• WHAT YOU ARE ASKED TO DO
Where a line contains the word "screenshot", copy that line in full.

• Dataset excerpt
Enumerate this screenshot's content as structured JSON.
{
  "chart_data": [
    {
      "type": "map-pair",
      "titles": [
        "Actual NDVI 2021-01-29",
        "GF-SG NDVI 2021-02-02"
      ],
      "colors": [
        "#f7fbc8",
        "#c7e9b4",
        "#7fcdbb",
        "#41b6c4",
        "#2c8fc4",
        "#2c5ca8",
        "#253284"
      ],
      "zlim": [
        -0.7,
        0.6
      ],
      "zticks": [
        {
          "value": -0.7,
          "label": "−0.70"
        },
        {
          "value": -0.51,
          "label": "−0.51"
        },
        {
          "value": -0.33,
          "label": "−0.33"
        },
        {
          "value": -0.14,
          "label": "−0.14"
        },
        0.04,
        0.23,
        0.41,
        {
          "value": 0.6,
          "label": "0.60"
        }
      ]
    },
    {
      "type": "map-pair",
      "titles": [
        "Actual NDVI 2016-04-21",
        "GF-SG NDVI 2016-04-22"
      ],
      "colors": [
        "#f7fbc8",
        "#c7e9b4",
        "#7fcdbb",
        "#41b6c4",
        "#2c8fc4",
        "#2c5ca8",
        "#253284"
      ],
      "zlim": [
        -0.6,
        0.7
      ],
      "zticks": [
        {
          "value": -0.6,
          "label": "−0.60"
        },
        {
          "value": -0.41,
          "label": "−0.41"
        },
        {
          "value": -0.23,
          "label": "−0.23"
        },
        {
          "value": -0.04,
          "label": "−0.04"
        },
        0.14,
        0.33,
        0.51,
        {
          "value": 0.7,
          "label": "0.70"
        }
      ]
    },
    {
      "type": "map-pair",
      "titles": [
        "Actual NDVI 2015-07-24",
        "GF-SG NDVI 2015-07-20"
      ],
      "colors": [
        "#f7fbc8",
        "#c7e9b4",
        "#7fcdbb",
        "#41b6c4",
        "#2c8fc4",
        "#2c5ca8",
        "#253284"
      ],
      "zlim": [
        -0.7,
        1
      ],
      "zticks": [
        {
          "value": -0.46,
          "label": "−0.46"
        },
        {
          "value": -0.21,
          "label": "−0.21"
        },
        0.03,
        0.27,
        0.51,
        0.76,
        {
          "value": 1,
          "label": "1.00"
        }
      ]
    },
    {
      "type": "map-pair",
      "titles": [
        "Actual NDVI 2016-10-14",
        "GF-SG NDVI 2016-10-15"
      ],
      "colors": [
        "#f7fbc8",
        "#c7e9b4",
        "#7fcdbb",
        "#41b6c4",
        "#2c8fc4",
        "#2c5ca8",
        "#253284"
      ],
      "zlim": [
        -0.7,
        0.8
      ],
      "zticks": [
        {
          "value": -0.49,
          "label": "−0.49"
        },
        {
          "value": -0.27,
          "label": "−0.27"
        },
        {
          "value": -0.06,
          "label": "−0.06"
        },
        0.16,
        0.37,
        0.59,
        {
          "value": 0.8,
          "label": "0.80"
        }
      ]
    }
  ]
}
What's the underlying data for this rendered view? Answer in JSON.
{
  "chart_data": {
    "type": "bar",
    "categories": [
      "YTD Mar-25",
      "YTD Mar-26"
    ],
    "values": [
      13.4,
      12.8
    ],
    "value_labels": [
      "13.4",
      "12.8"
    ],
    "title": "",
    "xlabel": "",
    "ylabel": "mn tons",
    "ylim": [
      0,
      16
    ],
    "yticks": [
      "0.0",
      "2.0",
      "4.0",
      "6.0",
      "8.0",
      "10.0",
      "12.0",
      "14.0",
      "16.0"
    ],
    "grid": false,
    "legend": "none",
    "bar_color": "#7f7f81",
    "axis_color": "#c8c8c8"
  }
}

---

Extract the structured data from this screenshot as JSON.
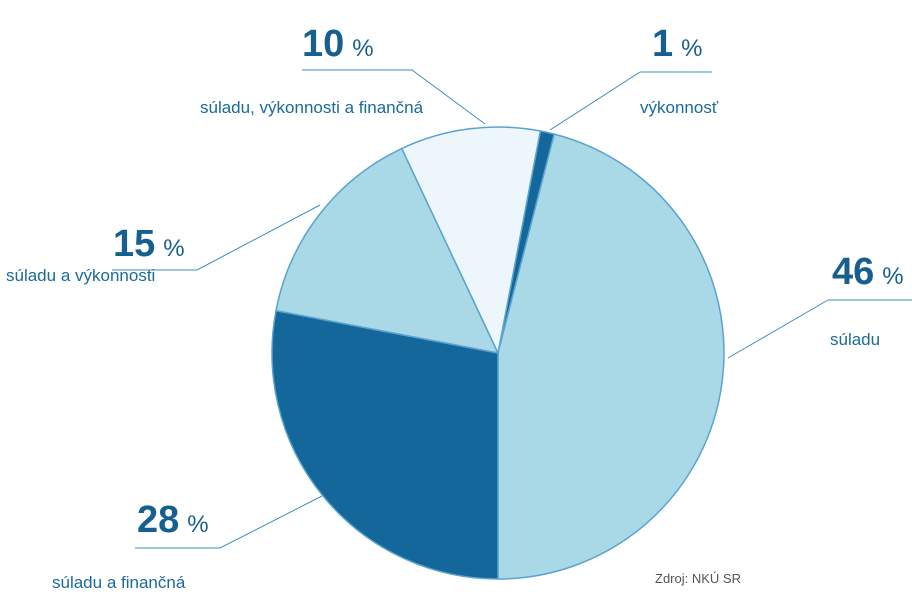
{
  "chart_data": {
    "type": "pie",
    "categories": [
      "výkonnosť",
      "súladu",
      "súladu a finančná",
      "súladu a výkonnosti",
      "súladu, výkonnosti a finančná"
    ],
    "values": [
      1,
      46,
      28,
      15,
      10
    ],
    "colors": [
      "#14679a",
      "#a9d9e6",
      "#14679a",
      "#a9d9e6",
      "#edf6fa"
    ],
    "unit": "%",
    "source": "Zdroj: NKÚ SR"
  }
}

• OUTPUT OF THE TASK
Enumerate this screenshot's content as structured JSON.
Extract the structured data from this screenshot as JSON.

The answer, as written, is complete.